[A block of data]

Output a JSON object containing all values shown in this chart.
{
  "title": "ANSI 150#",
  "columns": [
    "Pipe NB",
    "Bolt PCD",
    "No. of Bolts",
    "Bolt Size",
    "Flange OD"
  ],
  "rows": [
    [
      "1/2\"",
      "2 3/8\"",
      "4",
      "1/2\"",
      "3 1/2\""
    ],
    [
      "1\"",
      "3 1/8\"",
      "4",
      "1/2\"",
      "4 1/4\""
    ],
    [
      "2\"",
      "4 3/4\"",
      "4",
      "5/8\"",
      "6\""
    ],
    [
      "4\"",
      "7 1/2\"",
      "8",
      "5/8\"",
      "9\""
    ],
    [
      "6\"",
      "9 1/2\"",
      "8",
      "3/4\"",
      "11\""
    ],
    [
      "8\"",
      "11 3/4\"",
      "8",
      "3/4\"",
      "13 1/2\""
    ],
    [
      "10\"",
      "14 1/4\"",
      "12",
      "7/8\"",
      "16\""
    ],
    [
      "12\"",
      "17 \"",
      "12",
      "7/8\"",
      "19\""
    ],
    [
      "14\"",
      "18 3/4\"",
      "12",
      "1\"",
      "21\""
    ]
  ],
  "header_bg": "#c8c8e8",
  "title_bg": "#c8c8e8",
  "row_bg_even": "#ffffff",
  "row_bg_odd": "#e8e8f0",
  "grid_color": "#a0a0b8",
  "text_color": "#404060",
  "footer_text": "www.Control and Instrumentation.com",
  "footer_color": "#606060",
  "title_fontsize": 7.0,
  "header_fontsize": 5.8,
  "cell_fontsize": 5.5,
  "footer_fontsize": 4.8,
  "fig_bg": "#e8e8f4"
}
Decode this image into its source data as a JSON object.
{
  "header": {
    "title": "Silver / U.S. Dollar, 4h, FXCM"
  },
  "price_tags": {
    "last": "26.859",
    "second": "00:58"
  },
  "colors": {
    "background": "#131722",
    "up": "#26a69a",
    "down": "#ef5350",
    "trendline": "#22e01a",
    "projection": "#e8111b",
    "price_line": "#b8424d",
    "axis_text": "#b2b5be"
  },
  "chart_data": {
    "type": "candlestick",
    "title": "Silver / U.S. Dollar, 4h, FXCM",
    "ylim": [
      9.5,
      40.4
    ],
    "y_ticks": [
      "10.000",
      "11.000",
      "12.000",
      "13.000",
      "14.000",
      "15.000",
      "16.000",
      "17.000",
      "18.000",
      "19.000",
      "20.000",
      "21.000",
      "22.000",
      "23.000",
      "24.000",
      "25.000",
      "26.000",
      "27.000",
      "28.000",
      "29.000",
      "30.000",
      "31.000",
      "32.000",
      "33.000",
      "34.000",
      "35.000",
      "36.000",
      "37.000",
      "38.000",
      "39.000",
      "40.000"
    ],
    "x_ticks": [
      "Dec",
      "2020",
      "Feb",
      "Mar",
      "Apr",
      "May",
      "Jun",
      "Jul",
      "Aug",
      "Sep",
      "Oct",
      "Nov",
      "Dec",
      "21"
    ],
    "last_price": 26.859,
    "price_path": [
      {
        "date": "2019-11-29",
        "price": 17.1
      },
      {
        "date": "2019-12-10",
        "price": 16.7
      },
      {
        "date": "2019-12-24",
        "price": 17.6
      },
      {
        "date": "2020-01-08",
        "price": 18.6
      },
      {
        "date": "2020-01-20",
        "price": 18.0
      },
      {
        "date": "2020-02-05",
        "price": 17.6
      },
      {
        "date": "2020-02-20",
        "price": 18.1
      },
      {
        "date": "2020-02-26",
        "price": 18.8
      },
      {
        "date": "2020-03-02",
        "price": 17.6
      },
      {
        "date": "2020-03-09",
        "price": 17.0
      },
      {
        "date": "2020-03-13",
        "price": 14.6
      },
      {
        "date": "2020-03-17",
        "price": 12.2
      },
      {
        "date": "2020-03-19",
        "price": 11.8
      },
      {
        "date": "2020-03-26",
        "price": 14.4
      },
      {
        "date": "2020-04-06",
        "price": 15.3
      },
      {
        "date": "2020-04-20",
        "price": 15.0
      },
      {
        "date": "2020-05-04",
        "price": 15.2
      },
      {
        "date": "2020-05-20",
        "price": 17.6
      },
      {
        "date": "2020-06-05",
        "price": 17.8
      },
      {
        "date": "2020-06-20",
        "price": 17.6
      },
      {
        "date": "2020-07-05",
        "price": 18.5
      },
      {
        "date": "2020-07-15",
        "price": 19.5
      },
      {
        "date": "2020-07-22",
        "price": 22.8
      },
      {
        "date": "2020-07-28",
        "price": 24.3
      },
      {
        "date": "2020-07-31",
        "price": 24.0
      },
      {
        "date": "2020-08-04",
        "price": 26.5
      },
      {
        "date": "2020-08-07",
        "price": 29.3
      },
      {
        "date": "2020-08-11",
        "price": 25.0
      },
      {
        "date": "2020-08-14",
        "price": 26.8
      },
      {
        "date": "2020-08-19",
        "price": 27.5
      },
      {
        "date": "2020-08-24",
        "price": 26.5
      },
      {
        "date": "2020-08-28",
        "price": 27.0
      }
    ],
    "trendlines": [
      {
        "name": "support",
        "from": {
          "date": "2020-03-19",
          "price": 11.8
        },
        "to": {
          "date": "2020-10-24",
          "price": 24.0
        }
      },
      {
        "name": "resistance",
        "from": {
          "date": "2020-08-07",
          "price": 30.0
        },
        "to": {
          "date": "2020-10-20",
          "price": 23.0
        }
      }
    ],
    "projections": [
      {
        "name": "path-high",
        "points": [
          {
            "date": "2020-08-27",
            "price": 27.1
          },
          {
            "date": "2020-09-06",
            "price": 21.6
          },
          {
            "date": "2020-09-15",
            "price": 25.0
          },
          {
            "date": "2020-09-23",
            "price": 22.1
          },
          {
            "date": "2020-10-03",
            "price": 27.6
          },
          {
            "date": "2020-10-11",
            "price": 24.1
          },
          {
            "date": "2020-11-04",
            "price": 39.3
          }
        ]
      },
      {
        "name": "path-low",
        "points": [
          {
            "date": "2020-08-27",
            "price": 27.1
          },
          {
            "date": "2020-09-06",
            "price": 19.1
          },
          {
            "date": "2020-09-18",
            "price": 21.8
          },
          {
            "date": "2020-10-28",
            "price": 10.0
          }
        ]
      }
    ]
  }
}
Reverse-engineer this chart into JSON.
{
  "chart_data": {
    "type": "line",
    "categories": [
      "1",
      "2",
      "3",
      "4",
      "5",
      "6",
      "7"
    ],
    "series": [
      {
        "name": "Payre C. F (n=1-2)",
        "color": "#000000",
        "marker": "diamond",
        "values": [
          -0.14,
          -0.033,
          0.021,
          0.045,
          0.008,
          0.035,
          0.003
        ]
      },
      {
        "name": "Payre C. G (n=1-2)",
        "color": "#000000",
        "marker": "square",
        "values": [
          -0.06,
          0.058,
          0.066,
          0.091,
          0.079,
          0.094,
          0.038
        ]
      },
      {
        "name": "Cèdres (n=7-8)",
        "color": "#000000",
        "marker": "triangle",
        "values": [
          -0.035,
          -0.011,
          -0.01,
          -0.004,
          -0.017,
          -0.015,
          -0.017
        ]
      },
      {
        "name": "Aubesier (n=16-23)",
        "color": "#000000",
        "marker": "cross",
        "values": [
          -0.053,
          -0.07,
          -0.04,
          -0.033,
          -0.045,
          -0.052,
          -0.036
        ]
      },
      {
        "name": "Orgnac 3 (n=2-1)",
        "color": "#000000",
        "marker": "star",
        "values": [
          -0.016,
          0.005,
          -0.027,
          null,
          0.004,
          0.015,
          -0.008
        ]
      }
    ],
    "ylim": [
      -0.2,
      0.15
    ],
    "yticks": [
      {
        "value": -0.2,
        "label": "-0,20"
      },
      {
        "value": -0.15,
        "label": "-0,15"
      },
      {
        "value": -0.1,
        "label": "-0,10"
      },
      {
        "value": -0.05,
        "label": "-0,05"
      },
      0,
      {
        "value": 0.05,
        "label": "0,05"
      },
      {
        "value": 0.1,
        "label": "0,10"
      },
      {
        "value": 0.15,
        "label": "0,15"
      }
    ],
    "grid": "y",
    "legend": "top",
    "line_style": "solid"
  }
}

**Task brief:** Of the lines in the listing above, how many hold the string "this"? Reply with the number only.

**Output:** 3